## [What to do]
Write every entry out again exactly, please, and skip the pictures.

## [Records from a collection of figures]
* Begin *

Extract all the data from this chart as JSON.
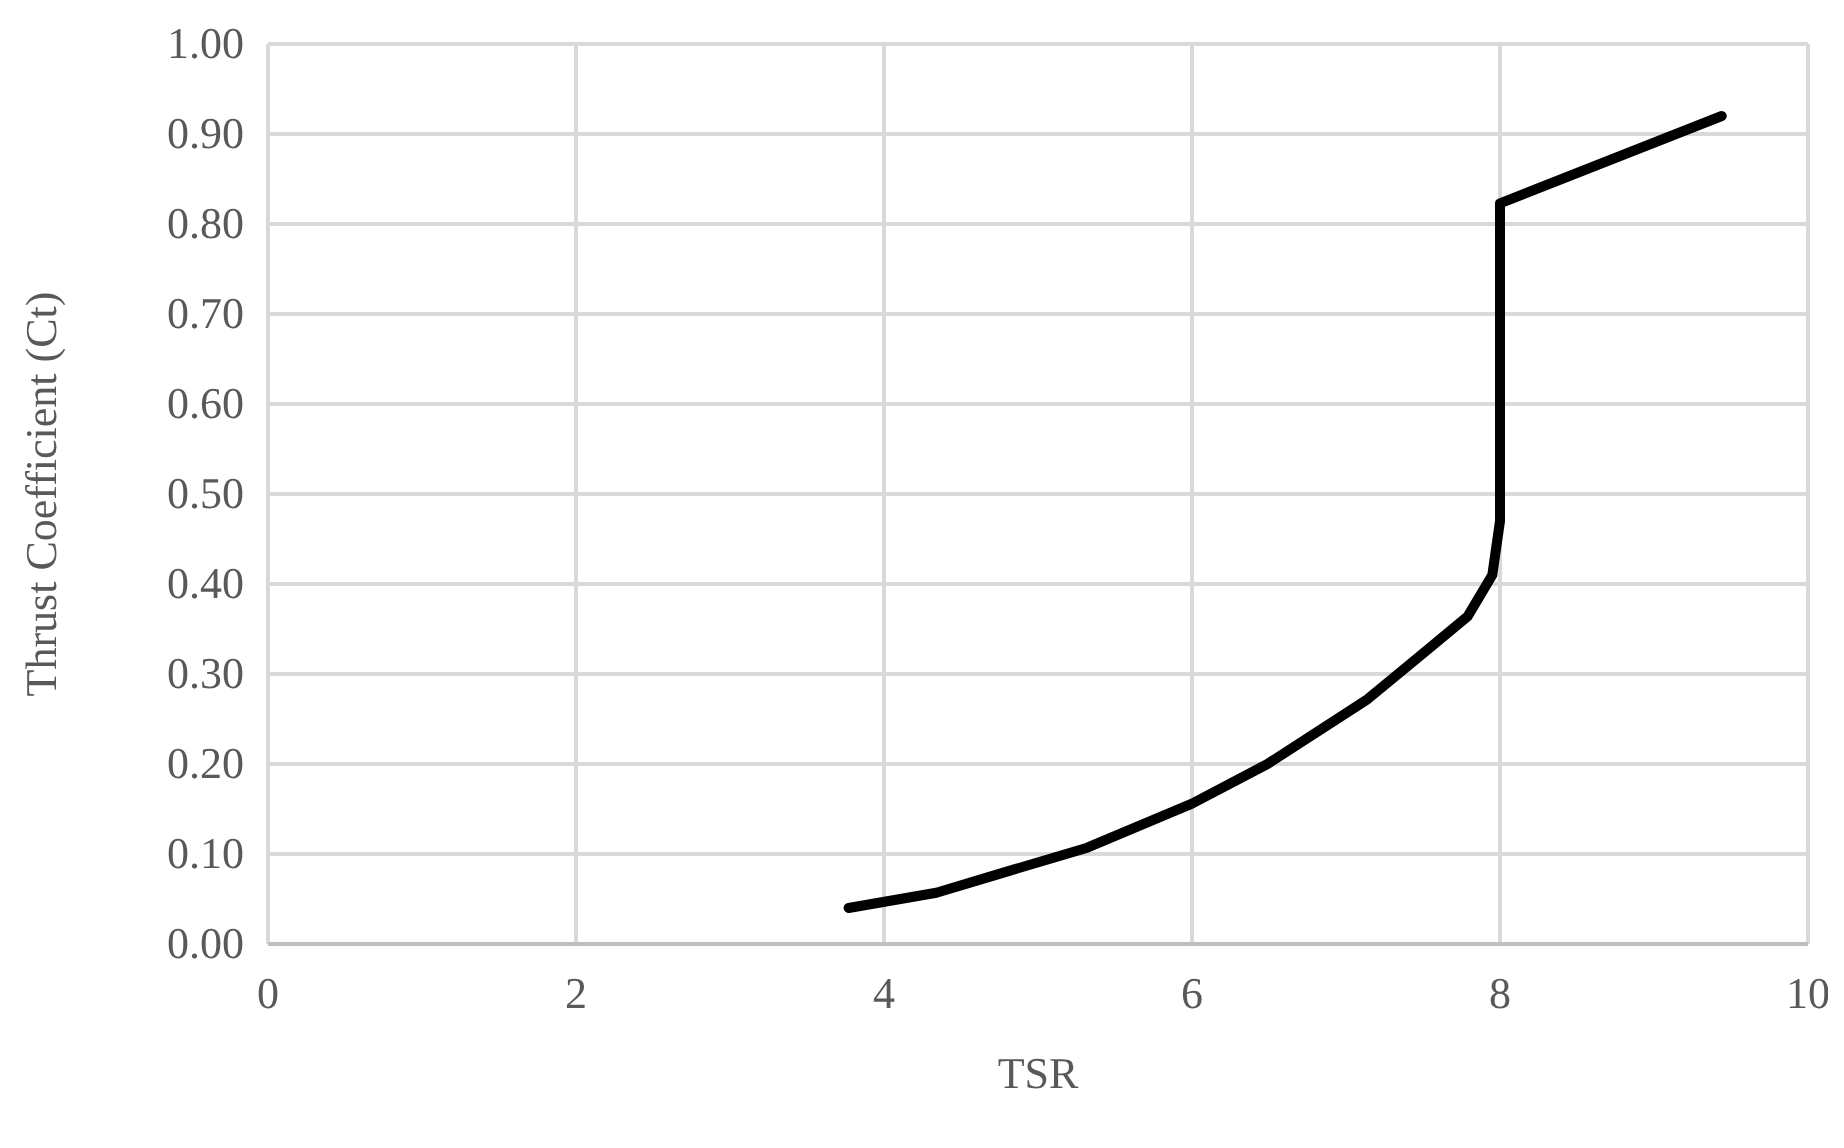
{
  "chart_data": {
    "type": "line",
    "xlabel": "TSR",
    "ylabel": "Thrust Coefficient (Ct)",
    "x": [
      3.77,
      4.34,
      4.77,
      5.32,
      6.0,
      6.49,
      7.14,
      7.53,
      7.79,
      7.95,
      8.0,
      8.0,
      9.44
    ],
    "series": [
      {
        "color": "#000000",
        "values": [
          0.04,
          0.057,
          0.079,
          0.107,
          0.156,
          0.2,
          0.272,
          0.327,
          0.364,
          0.41,
          0.47,
          0.823,
          0.92
        ]
      }
    ],
    "xlim": [
      0,
      10
    ],
    "xticks": [
      0,
      2,
      4,
      6,
      8,
      10
    ],
    "ylim": [
      0,
      1
    ],
    "yticks": [
      {
        "value": 0,
        "label": "0.00"
      },
      {
        "value": 0.1,
        "label": "0.10"
      },
      {
        "value": 0.2,
        "label": "0.20"
      },
      {
        "value": 0.3,
        "label": "0.30"
      },
      {
        "value": 0.4,
        "label": "0.40"
      },
      {
        "value": 0.5,
        "label": "0.50"
      },
      {
        "value": 0.6,
        "label": "0.60"
      },
      {
        "value": 0.7,
        "label": "0.70"
      },
      {
        "value": 0.8,
        "label": "0.80"
      },
      {
        "value": 0.9,
        "label": "0.90"
      },
      {
        "value": 1,
        "label": "1.00"
      }
    ],
    "grid": true,
    "marker": "none",
    "line_style": "solid"
  }
}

* End *

## [The solution]
Extract all the data from this chart as JSON.
{
  "chart_data": {
    "type": "line",
    "xlabel": "TSR",
    "ylabel": "Thrust Coefficient (Ct)",
    "x": [
      3.77,
      4.34,
      4.77,
      5.32,
      6.0,
      6.49,
      7.14,
      7.53,
      7.79,
      7.95,
      8.0,
      8.0,
      9.44
    ],
    "series": [
      {
        "color": "#000000",
        "values": [
          0.04,
          0.057,
          0.079,
          0.107,
          0.156,
          0.2,
          0.272,
          0.327,
          0.364,
          0.41,
          0.47,
          0.823,
          0.92
        ]
      }
    ],
    "xlim": [
      0,
      10
    ],
    "xticks": [
      0,
      2,
      4,
      6,
      8,
      10
    ],
    "ylim": [
      0,
      1
    ],
    "yticks": [
      {
        "value": 0,
        "label": "0.00"
      },
      {
        "value": 0.1,
        "label": "0.10"
      },
      {
        "value": 0.2,
        "label": "0.20"
      },
      {
        "value": 0.3,
        "label": "0.30"
      },
      {
        "value": 0.4,
        "label": "0.40"
      },
      {
        "value": 0.5,
        "label": "0.50"
      },
      {
        "value": 0.6,
        "label": "0.60"
      },
      {
        "value": 0.7,
        "label": "0.70"
      },
      {
        "value": 0.8,
        "label": "0.80"
      },
      {
        "value": 0.9,
        "label": "0.90"
      },
      {
        "value": 1,
        "label": "1.00"
      }
    ],
    "grid": true,
    "marker": "none",
    "line_style": "solid"
  }
}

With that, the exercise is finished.